:: Problem to solve ::
In the entries below, find every line holding the string "JSON" and collect it.

:: Material provided ::
╔══

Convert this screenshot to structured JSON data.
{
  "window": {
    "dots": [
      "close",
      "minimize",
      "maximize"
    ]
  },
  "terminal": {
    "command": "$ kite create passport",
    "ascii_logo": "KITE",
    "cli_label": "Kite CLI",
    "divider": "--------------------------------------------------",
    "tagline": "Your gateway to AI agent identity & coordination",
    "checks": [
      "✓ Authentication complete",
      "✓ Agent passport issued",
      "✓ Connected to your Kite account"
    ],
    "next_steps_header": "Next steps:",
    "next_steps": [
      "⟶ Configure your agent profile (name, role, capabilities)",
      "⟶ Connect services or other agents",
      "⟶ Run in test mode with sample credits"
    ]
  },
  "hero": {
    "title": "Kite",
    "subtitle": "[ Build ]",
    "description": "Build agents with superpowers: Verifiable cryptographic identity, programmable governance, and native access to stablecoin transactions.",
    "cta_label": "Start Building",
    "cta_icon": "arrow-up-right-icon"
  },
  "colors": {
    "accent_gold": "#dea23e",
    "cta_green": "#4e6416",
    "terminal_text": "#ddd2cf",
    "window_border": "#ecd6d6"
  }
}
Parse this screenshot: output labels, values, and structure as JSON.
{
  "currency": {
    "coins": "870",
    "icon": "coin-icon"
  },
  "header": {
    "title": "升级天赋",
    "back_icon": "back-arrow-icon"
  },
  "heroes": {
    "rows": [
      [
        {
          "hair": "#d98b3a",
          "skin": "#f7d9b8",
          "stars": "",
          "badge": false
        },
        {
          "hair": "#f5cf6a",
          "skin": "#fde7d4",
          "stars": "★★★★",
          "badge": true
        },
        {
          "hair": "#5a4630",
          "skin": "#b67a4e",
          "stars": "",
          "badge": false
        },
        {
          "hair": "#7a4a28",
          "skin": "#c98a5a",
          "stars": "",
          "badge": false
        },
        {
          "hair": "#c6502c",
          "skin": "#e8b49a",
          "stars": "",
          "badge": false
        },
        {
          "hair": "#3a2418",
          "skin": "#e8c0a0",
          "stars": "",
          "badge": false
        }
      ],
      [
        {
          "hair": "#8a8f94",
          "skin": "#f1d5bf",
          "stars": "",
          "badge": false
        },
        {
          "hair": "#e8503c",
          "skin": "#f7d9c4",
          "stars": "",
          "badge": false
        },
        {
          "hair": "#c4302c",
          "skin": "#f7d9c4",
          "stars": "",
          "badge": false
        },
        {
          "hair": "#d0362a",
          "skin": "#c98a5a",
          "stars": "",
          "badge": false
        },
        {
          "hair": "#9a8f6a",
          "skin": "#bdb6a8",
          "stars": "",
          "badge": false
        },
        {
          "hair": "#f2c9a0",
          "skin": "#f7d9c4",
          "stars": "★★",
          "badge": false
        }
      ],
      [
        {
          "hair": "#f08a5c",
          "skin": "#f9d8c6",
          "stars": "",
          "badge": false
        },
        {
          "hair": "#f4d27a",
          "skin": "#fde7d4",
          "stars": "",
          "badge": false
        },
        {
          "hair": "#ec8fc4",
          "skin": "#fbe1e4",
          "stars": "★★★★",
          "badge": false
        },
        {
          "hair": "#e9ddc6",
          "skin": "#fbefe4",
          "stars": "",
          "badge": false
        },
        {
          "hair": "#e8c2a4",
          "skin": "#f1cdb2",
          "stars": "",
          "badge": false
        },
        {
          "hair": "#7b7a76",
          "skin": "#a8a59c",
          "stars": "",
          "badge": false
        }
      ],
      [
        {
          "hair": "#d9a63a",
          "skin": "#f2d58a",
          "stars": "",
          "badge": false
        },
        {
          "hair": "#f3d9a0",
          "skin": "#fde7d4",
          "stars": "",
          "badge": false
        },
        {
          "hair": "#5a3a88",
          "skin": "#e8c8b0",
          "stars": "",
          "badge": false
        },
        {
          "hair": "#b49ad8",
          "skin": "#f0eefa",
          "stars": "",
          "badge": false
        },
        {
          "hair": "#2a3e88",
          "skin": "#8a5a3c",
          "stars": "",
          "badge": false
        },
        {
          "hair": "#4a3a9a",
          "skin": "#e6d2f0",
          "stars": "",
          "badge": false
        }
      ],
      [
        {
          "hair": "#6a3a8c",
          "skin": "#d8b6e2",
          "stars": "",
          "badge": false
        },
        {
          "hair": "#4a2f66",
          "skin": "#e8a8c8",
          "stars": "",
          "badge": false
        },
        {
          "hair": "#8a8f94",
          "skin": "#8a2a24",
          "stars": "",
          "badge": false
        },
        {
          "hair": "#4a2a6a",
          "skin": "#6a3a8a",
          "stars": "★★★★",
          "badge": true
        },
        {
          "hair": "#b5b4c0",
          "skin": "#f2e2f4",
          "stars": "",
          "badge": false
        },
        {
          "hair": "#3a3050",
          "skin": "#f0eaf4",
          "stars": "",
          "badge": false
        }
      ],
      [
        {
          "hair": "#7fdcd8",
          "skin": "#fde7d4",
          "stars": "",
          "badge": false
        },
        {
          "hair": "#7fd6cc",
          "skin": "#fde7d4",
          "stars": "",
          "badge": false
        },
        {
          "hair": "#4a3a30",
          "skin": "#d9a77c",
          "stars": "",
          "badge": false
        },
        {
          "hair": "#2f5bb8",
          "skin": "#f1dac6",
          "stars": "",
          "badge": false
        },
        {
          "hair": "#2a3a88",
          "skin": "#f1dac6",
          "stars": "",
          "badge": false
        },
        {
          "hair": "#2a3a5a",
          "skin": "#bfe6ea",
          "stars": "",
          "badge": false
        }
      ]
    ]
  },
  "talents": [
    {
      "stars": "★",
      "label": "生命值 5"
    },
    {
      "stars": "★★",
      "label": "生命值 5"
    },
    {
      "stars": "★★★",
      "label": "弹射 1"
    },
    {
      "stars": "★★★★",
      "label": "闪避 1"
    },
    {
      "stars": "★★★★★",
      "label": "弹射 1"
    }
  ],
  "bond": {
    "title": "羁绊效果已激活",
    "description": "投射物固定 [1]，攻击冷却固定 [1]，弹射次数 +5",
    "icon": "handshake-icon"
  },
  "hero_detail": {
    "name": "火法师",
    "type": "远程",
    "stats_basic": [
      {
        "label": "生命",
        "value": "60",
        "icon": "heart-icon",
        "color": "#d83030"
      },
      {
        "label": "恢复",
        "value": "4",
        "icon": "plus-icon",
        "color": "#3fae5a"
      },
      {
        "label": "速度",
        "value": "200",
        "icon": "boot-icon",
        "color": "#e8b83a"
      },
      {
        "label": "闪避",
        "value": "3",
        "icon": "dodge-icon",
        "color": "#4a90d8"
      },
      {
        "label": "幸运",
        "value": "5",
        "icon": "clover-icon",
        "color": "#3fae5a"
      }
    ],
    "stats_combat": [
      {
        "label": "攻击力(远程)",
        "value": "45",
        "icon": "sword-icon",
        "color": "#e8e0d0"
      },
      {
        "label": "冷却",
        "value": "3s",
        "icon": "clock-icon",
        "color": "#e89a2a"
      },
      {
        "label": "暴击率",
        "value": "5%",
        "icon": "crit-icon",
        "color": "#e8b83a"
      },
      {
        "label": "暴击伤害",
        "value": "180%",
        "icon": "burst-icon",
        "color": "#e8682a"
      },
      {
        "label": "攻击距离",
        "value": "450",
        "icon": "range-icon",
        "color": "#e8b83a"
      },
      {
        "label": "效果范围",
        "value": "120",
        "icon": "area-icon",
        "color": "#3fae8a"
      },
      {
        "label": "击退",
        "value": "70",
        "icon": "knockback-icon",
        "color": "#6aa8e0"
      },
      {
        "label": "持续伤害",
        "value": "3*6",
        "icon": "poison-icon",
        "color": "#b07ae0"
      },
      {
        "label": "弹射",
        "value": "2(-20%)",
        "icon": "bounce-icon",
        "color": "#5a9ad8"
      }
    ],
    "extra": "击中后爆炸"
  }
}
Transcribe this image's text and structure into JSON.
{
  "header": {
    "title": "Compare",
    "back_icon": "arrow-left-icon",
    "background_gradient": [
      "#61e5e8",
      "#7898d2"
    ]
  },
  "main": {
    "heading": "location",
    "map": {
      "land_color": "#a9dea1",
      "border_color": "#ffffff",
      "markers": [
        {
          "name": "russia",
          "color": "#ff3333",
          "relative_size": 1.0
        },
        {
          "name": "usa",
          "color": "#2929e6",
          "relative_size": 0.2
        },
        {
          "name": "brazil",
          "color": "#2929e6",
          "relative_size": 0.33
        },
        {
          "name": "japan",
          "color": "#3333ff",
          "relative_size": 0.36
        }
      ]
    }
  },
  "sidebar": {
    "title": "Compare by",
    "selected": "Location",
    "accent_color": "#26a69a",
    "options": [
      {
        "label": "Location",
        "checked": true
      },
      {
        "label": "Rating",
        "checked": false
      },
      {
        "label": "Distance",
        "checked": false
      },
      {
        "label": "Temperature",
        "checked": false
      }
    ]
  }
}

╚══

:: Result for this task ::
Convert this screenshot to structured JSON data.
Parse this screenshot: output labels, values, and structure as JSON.
Transcribe this image's text and structure into JSON.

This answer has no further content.